- [El problema] Enumera todos los nombres propios de lugares geográficos (ciudades, localidades o regiones) que aparecen en el texto sobre la segunda sinfonía de Sibelius.

---------- Texto del ejercicio

Secretaría de Cultura de la Ciudad de México
Suele suceder que en muchas de las distintas obras de compositores a lo largo de la historia, una idea musical primigenia puede derivar en otra al momento de escribirse finalmente en la partitura, tomarse prestada como inspiración de otro lado, usarse en distintas ocasiones en forma de autocitas o hasta regresar a ellas tiempo después. Eso no sería en absoluto distintivo ni peculiar. No obstante, lo particular es que en ocasiones esa música sea utilizada con otros fines, alejados del propósito -sea cual fuere- del autor, con su aprobación o rechazo, y enarbolen un movimiento distinto, quizá de índole político, acaso revolucionario, tal como ocurriera con esta segunda sinfonía.
A principios de 1901, Sibelius comenzaría apenas a dar forma a esta composición mientras se encontraba acompañado por su familia durante su permanencia en una villa en la comunidad costera de Rapallo, cerca de Génova, sitio que le servía de descanso tras una gira con motivo de la Exposición Universal de París y para lo cual contaría con el apoyo de su amigo y mecenas, el barón Axel Carpelan, con quien compartía una generosa correspondencia.
Por estas cartas se conoce que en su imaginación comparaba ese lugar con el palacio de Don Juan, personaje del teatro español, rodeado de un jardín mágico, y escribiría lo siguiente para componer un poema sinfónico:
“Don Juan. Sentado al anochecer en mi castillo, entra un invitado (el Convidado de Piedra). Pregunto muchas veces quién es. -Sin respuesta. Intento entretenerlo. Permanece mudo. Finalmente, empieza a cantar. En ese momento, Don Juan se da cuenta de quién es: la Muerte”.

--------------------
---------- Datos extraídos

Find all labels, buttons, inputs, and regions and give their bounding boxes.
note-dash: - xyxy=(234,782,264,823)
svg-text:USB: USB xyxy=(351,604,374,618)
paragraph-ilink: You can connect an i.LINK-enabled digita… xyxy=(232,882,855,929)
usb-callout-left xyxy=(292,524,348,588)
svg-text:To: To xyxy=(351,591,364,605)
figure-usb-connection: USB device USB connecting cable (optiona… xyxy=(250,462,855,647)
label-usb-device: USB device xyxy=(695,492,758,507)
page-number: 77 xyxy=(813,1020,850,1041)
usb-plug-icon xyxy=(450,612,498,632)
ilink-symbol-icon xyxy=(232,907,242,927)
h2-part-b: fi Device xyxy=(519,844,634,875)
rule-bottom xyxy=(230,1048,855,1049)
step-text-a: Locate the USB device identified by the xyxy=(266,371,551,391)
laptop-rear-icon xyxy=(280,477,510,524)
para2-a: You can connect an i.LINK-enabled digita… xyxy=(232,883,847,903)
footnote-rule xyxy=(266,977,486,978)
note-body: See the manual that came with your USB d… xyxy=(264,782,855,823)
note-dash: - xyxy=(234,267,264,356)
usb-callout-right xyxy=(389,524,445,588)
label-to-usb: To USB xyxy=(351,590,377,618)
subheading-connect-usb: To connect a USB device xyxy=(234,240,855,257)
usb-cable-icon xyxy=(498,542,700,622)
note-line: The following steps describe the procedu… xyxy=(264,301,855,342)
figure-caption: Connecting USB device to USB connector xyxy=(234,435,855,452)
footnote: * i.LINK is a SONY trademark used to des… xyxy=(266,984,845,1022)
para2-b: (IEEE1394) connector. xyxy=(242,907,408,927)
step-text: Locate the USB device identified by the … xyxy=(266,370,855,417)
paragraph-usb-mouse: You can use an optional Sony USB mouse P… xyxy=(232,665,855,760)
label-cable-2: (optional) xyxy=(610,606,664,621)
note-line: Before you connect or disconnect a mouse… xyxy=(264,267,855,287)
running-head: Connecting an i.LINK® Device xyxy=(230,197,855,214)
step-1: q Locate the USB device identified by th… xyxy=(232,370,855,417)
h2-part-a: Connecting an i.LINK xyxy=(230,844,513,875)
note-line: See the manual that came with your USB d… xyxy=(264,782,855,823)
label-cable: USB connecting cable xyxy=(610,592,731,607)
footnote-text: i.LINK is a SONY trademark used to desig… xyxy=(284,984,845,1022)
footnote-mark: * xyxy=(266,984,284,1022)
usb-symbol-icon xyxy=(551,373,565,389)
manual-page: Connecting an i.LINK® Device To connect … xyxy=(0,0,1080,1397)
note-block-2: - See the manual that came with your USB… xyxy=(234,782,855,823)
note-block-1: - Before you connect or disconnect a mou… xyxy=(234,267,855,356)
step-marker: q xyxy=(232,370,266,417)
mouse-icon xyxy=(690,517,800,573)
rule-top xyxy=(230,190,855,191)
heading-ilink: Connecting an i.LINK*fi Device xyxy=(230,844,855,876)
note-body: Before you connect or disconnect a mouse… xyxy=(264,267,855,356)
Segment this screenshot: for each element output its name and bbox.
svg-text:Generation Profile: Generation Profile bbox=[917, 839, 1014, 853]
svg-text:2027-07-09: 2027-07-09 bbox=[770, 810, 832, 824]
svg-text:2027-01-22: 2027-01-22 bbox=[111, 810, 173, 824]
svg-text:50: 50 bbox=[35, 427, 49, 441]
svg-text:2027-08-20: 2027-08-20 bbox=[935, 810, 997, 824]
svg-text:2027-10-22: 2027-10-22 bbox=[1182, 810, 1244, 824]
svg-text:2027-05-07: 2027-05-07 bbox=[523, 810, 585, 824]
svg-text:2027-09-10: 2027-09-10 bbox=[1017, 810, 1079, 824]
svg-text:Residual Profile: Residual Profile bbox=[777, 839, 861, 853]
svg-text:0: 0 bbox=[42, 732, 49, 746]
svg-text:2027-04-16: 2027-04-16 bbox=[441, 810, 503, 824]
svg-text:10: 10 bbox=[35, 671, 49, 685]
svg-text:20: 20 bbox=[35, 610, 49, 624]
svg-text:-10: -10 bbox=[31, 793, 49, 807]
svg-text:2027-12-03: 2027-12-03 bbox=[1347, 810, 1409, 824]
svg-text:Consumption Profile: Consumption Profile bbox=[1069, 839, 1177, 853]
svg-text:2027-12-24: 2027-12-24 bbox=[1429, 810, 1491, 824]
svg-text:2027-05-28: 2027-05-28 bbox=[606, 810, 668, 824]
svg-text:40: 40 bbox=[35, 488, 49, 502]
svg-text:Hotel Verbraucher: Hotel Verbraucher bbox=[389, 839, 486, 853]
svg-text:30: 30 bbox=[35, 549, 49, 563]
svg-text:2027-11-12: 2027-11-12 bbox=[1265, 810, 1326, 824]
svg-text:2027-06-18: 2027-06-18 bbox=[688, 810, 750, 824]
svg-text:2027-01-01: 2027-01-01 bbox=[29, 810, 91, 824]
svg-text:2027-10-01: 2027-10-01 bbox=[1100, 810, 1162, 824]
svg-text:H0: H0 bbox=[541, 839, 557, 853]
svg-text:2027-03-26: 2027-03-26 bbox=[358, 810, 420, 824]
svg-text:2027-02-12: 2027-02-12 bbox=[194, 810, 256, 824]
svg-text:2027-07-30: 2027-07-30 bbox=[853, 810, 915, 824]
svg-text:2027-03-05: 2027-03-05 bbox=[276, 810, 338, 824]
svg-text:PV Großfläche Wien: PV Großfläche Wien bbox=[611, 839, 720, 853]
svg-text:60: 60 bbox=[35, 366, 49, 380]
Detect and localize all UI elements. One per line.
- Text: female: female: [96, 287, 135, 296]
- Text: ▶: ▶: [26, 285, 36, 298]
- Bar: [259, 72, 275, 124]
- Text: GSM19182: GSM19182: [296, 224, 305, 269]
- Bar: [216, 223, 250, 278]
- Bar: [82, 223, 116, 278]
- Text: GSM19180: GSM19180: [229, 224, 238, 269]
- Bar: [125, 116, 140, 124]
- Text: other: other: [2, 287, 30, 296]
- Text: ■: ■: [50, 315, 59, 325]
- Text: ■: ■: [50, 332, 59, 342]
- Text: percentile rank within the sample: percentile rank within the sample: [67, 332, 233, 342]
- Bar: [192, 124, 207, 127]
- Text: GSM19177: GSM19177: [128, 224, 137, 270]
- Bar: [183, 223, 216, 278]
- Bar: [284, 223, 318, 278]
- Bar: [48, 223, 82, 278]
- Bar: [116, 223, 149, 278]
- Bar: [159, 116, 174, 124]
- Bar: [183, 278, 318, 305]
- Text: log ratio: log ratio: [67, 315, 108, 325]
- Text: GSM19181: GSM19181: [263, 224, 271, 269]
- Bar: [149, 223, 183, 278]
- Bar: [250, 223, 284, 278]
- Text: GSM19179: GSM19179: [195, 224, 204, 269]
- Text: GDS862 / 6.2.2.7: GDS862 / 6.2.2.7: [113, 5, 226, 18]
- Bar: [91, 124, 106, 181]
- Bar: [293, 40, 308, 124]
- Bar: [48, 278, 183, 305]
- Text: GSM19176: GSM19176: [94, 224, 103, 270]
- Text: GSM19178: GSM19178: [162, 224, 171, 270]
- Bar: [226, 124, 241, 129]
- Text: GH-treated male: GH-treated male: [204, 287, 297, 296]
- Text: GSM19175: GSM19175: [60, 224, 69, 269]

--------------------

- [Solución escrita]
- Ciudad de México
- Rapallo
- Génova
- París